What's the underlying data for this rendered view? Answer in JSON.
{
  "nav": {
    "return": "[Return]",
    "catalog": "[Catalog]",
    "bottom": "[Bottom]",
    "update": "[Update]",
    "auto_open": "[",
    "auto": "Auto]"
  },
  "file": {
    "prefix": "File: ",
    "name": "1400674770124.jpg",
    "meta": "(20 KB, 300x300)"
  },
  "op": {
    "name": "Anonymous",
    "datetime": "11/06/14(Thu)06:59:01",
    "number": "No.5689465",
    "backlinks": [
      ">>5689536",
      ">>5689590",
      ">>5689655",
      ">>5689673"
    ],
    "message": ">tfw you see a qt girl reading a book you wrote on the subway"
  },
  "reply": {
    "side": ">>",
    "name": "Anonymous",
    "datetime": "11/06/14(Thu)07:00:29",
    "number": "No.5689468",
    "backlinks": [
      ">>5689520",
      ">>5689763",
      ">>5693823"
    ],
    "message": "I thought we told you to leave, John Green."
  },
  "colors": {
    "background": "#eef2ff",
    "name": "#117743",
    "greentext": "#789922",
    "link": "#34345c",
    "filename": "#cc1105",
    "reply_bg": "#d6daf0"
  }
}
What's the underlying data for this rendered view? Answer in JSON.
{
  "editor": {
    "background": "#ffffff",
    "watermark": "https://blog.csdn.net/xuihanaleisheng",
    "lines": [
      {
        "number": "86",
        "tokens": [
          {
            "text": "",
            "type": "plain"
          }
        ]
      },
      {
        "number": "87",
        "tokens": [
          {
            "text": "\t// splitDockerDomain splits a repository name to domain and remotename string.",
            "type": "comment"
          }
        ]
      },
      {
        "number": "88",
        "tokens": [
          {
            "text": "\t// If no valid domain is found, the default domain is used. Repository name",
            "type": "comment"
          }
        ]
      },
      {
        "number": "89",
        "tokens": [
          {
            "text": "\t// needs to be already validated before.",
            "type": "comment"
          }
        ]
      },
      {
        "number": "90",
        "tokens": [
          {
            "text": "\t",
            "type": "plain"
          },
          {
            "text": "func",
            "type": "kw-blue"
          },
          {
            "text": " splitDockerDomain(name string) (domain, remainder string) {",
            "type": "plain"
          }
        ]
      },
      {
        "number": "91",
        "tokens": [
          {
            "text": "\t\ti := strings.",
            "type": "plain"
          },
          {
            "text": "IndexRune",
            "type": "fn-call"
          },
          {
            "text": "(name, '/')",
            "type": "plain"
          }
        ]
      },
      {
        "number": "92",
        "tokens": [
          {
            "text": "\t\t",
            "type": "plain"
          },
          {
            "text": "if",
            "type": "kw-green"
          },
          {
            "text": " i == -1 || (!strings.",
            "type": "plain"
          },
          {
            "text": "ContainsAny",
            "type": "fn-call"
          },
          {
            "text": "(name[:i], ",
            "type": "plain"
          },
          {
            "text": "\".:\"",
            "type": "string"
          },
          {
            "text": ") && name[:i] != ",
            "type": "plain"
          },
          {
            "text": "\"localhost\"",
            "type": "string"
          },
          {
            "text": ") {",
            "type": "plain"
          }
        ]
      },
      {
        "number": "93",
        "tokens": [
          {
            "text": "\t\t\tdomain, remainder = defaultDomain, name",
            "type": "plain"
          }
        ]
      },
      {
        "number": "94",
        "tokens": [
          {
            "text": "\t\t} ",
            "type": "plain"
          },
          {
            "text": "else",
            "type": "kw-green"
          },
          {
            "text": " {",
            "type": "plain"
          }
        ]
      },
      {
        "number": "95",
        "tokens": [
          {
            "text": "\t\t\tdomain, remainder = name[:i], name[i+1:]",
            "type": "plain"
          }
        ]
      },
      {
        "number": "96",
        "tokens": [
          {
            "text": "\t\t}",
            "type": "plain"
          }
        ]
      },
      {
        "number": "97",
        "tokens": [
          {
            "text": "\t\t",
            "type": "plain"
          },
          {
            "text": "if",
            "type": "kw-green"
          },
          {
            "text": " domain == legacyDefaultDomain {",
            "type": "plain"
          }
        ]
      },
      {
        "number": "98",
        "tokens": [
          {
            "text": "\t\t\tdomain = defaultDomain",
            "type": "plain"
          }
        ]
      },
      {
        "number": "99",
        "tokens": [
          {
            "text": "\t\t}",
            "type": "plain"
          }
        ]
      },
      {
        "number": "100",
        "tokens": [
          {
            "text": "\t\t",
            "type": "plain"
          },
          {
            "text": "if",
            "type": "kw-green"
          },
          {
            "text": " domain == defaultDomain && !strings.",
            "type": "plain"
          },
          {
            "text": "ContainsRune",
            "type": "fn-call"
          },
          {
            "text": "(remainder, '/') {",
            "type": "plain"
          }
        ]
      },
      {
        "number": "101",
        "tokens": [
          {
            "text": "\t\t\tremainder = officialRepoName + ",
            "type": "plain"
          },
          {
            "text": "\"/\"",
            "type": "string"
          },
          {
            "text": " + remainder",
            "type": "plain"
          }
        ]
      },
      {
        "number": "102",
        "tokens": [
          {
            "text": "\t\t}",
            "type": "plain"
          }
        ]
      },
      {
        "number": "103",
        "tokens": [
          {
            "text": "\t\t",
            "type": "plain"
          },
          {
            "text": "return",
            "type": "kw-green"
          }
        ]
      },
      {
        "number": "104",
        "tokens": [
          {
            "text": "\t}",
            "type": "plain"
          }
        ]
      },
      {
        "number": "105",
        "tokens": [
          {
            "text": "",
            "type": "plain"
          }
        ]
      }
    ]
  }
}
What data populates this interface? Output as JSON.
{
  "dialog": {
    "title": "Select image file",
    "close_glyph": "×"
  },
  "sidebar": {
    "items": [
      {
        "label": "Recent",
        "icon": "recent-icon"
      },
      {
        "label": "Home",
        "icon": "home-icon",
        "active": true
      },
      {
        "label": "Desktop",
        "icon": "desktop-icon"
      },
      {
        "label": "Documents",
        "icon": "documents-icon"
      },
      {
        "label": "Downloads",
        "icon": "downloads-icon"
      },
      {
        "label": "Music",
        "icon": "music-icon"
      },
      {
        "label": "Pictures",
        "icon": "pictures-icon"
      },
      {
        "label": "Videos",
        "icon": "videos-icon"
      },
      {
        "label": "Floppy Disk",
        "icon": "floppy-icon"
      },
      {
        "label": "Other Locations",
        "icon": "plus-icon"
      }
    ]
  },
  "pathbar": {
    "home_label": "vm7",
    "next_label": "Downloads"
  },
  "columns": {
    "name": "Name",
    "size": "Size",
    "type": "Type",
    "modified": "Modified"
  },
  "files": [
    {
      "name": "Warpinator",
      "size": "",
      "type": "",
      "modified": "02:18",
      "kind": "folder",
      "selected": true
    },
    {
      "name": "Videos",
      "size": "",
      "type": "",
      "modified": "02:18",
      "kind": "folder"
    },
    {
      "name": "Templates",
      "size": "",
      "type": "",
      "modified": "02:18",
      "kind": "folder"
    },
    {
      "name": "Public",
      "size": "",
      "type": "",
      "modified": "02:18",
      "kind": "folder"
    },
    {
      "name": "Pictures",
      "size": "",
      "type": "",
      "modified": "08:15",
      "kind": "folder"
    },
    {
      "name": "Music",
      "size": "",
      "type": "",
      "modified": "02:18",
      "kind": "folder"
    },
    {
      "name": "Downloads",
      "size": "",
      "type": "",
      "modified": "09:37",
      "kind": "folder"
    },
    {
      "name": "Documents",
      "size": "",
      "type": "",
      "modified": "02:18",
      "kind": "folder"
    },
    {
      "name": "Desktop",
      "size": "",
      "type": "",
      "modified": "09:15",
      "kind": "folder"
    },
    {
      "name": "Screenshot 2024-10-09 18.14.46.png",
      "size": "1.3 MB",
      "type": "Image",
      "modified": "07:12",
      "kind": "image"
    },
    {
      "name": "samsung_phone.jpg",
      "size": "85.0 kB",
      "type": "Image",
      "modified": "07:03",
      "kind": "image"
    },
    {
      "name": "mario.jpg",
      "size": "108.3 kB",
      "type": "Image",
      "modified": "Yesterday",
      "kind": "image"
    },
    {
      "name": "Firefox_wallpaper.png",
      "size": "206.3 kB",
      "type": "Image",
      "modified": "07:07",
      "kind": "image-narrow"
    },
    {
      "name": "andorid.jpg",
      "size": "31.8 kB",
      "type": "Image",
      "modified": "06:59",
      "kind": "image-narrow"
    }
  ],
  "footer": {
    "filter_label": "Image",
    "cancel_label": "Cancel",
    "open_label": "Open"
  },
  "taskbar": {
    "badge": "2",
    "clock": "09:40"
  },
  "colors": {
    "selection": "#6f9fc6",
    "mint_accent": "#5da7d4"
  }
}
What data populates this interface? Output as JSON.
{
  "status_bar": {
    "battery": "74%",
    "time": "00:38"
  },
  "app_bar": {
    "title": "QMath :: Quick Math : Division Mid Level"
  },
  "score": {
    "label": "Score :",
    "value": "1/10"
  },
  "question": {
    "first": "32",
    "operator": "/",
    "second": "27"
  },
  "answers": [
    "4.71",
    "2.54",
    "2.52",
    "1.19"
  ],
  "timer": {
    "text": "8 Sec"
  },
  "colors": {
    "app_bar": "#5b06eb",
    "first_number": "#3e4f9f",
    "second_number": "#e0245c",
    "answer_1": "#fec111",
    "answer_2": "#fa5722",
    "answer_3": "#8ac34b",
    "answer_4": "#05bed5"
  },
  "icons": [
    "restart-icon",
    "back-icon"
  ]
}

******************************

■ WHAT YOU ARE ASKED TO DO
Collect from the data above every line that includes "datetime".

■ WRITTEN ANSWER
    "datetime": "11/06/14(Thu)06:59:01",
    "datetime": "11/06/14(Thu)07:00:29",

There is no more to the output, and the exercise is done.